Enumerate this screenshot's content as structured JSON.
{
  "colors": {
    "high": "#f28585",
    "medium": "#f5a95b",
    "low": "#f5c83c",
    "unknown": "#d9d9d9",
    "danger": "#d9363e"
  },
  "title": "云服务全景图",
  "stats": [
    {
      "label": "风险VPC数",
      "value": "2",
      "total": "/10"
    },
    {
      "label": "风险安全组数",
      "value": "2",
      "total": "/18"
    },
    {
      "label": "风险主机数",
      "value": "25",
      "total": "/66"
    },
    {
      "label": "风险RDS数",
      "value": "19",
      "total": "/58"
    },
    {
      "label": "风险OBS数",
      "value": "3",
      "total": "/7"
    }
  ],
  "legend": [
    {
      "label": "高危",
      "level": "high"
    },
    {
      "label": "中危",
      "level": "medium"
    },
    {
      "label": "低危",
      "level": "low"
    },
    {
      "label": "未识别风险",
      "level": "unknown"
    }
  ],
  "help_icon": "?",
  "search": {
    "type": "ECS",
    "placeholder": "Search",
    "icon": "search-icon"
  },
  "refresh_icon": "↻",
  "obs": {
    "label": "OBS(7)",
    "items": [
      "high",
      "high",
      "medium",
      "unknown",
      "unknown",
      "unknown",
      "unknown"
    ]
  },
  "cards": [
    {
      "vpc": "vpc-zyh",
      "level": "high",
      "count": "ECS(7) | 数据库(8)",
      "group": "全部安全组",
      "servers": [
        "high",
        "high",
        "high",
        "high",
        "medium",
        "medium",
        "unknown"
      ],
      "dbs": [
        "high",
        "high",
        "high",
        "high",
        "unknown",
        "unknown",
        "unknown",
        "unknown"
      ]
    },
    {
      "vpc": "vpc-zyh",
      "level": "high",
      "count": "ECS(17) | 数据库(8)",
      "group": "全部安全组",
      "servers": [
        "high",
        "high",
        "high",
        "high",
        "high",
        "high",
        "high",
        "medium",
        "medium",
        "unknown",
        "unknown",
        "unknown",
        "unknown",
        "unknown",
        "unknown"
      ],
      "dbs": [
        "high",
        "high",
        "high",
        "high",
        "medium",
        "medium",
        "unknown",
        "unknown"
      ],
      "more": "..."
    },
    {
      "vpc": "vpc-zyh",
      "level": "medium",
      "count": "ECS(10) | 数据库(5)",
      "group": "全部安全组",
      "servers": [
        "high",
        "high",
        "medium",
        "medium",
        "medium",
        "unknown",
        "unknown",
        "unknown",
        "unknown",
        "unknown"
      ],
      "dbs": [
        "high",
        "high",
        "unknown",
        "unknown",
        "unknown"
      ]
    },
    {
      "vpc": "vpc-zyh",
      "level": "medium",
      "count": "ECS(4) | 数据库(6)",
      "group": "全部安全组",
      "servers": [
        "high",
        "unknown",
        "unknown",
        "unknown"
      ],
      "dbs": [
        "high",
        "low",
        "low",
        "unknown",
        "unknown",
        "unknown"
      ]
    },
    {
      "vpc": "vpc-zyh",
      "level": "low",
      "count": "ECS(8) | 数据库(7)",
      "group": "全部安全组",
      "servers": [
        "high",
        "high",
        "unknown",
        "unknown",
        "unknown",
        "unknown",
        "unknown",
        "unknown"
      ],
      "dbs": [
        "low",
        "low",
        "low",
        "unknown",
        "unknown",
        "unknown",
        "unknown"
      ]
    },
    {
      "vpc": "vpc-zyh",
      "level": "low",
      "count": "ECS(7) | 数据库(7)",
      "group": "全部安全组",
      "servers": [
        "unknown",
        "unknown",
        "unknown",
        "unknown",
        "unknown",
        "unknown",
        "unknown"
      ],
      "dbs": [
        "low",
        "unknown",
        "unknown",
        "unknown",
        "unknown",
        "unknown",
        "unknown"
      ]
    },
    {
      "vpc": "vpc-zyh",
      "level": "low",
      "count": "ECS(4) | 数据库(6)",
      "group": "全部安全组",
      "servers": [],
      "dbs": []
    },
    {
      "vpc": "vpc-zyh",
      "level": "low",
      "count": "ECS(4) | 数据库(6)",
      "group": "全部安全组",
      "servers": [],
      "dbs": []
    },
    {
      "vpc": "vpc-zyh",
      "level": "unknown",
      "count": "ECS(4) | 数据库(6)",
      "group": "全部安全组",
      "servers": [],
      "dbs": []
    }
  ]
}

==

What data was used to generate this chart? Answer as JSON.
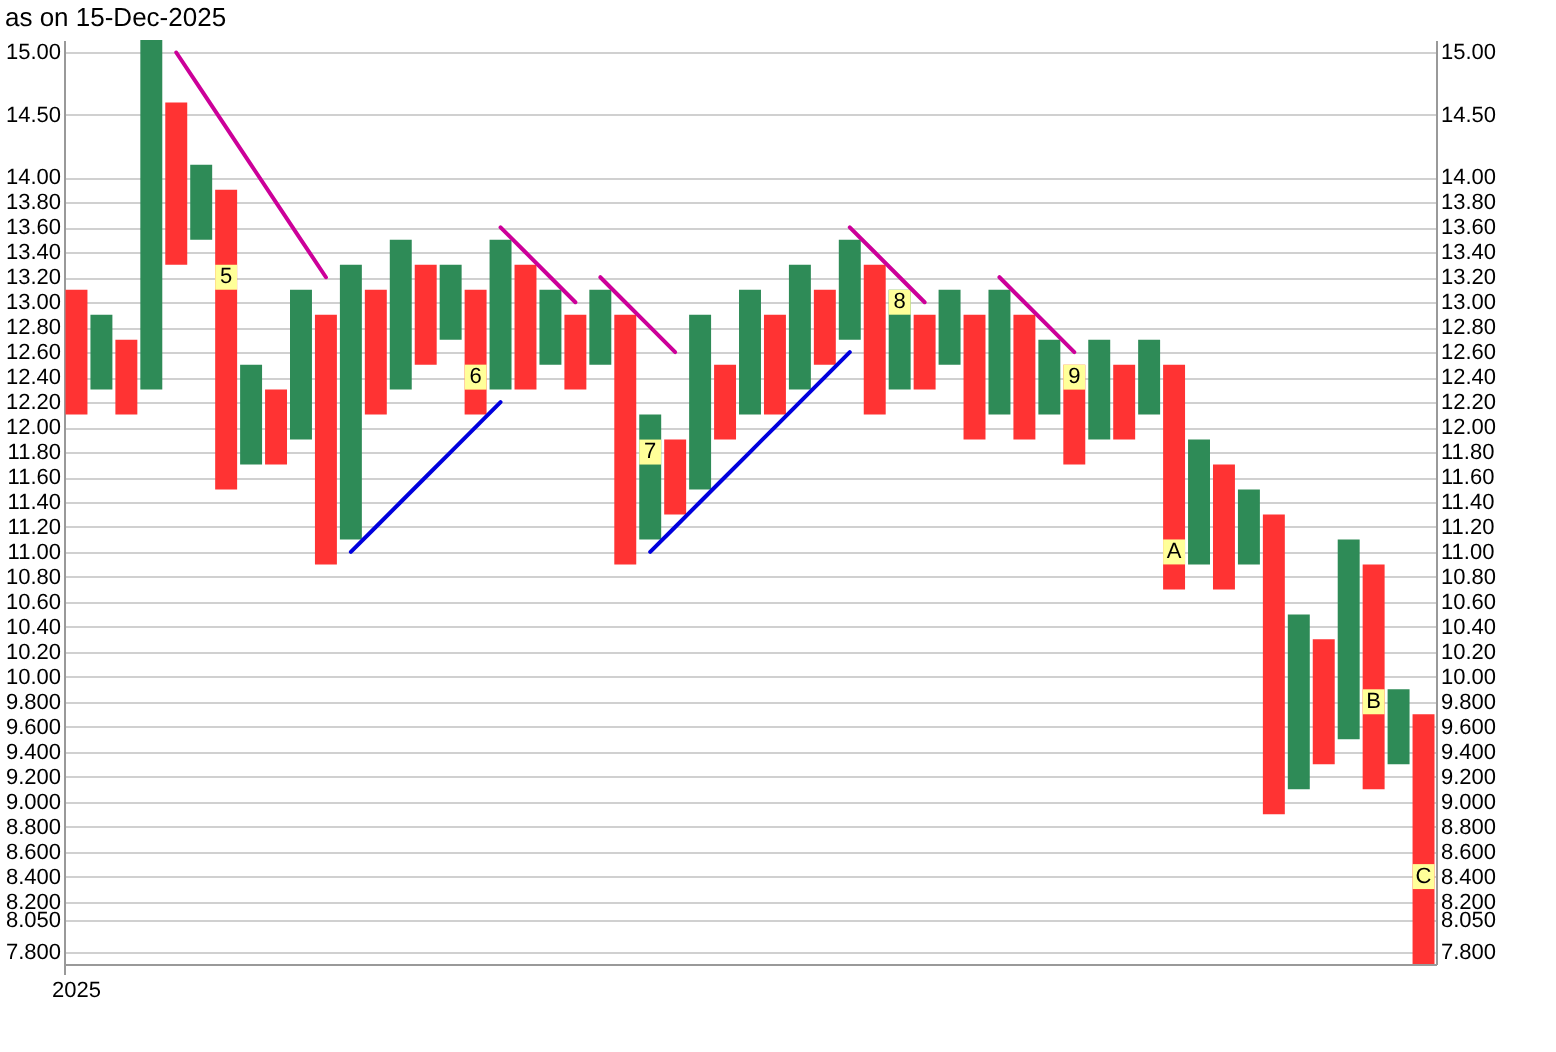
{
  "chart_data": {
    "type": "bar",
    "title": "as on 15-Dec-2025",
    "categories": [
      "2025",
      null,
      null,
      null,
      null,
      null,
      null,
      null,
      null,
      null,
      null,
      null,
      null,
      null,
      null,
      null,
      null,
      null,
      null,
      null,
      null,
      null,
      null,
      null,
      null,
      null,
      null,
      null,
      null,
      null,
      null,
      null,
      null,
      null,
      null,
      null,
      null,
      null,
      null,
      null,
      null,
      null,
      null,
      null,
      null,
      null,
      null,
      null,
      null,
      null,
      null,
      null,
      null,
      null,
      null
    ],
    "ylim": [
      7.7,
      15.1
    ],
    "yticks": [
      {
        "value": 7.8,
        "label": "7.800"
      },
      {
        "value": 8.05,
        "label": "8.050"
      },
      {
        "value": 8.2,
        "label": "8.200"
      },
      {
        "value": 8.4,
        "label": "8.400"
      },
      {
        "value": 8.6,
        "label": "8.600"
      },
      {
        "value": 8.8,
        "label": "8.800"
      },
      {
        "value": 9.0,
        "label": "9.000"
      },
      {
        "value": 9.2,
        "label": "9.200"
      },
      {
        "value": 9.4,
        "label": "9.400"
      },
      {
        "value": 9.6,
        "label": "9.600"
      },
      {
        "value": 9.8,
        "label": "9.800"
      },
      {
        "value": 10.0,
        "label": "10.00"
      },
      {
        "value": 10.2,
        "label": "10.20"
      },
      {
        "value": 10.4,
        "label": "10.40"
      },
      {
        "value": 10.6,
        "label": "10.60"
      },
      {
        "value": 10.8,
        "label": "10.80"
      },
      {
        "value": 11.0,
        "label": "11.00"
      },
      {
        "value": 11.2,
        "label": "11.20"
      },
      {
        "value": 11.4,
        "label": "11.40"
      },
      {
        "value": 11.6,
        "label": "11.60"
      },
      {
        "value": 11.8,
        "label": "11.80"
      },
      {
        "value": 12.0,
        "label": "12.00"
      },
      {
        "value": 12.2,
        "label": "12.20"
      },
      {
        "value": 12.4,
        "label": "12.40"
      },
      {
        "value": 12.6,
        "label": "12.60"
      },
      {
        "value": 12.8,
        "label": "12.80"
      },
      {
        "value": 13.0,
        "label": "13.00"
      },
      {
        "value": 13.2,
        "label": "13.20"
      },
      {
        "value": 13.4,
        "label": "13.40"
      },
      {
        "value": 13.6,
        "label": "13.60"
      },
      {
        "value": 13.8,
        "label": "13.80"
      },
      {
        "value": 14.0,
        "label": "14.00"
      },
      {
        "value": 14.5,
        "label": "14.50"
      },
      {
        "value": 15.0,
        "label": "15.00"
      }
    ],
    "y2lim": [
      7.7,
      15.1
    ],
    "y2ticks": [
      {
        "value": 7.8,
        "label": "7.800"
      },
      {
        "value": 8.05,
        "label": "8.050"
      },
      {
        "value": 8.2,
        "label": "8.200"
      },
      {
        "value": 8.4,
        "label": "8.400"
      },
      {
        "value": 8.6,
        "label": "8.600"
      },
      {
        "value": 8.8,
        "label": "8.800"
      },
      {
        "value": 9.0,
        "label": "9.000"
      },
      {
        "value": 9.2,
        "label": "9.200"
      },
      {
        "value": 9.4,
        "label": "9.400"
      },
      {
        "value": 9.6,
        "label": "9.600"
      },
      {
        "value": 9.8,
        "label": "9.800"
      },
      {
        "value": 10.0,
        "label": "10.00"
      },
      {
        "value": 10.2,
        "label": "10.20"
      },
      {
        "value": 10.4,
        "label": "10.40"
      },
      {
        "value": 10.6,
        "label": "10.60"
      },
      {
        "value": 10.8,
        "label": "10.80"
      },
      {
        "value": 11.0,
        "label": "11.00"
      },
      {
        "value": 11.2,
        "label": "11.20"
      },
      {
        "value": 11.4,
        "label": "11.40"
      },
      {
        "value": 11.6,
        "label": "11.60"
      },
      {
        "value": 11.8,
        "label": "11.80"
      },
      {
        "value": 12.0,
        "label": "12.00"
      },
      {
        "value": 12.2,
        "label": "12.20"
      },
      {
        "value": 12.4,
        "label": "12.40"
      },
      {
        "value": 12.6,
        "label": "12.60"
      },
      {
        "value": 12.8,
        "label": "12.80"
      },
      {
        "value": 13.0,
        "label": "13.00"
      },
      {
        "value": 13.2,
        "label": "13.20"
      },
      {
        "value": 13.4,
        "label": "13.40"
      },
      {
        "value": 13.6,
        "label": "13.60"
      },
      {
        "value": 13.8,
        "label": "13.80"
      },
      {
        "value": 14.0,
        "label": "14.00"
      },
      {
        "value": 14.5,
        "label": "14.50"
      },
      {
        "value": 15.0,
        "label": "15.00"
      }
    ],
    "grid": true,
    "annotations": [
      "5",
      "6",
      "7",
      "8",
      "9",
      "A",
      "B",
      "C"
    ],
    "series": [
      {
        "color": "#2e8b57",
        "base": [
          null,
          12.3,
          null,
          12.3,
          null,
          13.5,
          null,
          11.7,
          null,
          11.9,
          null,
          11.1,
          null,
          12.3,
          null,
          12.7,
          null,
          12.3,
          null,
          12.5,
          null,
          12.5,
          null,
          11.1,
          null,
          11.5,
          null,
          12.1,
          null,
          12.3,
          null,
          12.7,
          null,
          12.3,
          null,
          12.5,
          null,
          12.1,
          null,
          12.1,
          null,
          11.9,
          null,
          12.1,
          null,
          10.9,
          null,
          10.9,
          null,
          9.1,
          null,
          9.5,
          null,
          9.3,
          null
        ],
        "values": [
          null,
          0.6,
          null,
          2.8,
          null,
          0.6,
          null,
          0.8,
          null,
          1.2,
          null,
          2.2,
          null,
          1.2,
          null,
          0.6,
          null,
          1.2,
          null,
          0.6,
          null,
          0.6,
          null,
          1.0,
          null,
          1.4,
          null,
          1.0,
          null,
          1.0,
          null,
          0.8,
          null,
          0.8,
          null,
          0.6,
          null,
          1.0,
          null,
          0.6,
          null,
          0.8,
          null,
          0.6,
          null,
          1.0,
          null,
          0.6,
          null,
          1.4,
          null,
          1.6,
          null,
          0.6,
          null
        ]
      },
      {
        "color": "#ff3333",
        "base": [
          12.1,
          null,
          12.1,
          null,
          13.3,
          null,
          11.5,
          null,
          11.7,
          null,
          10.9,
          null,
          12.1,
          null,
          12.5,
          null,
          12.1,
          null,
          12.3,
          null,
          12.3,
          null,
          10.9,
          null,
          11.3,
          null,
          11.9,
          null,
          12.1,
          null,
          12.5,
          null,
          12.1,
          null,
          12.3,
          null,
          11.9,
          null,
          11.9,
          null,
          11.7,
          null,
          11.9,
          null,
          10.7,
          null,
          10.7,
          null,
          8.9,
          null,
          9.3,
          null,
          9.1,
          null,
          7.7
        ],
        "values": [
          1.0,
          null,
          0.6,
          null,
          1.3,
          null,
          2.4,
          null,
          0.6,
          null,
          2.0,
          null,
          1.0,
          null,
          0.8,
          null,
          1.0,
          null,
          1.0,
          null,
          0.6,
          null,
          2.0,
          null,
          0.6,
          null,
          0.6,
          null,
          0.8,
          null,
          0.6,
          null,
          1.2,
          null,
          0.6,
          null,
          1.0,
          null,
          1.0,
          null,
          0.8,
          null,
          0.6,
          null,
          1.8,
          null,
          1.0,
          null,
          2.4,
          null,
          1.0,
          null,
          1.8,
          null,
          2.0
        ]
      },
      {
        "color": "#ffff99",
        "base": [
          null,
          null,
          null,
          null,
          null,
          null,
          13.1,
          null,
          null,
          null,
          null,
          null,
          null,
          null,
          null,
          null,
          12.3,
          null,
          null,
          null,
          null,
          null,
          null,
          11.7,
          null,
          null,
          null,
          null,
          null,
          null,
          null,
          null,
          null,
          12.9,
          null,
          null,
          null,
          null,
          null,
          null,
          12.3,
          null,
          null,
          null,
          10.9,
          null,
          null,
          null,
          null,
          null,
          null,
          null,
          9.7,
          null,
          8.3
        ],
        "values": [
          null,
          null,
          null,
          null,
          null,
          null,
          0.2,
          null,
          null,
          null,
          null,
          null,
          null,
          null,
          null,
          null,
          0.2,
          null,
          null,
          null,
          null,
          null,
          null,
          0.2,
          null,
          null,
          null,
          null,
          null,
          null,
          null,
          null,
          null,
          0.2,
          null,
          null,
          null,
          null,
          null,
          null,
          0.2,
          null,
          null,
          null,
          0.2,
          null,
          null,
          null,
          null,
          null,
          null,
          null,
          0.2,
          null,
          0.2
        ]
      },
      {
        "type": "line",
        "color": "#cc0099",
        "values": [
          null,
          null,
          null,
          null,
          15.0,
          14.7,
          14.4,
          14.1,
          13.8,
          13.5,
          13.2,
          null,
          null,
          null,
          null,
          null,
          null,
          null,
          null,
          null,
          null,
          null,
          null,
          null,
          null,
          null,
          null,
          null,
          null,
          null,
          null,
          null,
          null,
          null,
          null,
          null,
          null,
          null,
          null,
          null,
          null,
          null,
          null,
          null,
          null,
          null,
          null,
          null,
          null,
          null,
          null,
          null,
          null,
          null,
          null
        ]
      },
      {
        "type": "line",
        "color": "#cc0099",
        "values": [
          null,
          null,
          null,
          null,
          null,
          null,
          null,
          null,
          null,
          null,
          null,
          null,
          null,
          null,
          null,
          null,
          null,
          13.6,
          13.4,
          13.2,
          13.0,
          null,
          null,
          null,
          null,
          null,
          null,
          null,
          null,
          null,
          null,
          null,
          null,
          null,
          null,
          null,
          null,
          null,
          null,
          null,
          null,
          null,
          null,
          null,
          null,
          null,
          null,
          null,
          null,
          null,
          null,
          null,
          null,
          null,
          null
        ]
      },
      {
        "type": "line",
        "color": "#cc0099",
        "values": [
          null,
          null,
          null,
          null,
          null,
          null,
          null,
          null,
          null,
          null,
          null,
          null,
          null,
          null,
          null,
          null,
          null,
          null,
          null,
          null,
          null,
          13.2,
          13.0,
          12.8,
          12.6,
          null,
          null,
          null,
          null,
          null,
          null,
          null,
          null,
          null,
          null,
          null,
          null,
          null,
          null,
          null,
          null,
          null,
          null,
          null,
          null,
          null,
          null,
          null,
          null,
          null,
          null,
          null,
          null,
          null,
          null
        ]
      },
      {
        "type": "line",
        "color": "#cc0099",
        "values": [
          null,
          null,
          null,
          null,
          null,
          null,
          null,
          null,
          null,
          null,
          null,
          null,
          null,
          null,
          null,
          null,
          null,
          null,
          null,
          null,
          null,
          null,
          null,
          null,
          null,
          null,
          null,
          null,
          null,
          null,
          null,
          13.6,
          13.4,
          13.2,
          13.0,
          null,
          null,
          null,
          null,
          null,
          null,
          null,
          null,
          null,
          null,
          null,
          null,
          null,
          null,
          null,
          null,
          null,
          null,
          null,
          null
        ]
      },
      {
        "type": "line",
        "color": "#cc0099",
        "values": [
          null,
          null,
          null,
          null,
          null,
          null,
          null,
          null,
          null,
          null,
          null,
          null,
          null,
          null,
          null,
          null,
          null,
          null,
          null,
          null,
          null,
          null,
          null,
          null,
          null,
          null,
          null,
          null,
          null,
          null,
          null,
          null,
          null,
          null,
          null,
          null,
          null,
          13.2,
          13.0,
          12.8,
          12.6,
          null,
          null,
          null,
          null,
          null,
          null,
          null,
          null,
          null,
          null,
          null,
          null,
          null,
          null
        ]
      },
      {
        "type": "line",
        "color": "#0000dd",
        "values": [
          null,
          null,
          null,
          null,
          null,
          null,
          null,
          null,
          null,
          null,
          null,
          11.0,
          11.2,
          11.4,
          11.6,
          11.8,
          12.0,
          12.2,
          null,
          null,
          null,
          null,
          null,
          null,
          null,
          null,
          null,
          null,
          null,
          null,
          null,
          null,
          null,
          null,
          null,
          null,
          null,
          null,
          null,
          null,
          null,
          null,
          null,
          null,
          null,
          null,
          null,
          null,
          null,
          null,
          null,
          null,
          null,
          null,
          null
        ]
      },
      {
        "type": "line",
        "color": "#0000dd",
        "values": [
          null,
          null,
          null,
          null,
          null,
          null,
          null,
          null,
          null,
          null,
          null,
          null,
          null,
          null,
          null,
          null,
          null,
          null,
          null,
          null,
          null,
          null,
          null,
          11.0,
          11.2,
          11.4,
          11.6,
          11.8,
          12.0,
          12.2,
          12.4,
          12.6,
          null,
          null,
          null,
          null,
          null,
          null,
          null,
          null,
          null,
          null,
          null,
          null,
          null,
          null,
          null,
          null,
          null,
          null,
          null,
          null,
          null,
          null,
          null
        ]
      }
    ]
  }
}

--

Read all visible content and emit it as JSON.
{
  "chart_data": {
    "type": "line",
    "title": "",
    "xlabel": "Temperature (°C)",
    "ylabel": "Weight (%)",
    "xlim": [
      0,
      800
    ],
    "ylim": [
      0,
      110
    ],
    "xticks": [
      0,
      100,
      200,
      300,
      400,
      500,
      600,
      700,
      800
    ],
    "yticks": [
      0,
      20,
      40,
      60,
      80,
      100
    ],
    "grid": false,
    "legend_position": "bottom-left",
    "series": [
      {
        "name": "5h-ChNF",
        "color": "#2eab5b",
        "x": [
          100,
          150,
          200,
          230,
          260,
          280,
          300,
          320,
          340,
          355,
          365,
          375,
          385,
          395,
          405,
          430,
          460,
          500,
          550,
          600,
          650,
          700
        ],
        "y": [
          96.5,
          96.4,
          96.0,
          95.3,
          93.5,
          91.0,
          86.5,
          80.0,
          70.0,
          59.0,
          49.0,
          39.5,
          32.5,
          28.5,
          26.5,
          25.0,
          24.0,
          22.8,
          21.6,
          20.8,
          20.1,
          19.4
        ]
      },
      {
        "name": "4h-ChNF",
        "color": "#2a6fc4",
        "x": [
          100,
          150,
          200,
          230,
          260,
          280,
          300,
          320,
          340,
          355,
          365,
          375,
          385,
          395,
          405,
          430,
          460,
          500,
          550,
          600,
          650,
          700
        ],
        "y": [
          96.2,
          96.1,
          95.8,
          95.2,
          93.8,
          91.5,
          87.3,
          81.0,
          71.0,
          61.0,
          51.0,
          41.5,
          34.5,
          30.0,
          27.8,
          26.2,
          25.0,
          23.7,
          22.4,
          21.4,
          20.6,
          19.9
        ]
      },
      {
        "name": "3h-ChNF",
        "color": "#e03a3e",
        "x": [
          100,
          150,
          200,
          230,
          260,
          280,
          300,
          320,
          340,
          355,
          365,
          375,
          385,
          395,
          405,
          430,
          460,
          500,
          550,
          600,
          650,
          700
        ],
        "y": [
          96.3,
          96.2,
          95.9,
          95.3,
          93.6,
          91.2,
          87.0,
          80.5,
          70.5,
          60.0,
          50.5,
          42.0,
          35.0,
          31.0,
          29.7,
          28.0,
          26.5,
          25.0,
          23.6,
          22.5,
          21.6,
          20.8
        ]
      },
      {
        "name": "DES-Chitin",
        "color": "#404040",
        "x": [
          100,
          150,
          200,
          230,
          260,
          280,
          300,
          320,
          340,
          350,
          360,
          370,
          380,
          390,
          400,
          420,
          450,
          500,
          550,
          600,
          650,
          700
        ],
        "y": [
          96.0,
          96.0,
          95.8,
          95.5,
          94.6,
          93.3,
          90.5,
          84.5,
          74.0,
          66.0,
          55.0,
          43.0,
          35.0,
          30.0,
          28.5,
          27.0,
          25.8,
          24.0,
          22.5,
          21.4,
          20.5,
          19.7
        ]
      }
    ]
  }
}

- Problem description -
Pick each line holding the word "name" out of the data and copy it.

- In response -
        "name": "5h-ChNF",
        "name": "4h-ChNF",
        "name": "3h-ChNF",
        "name": "DES-Chitin",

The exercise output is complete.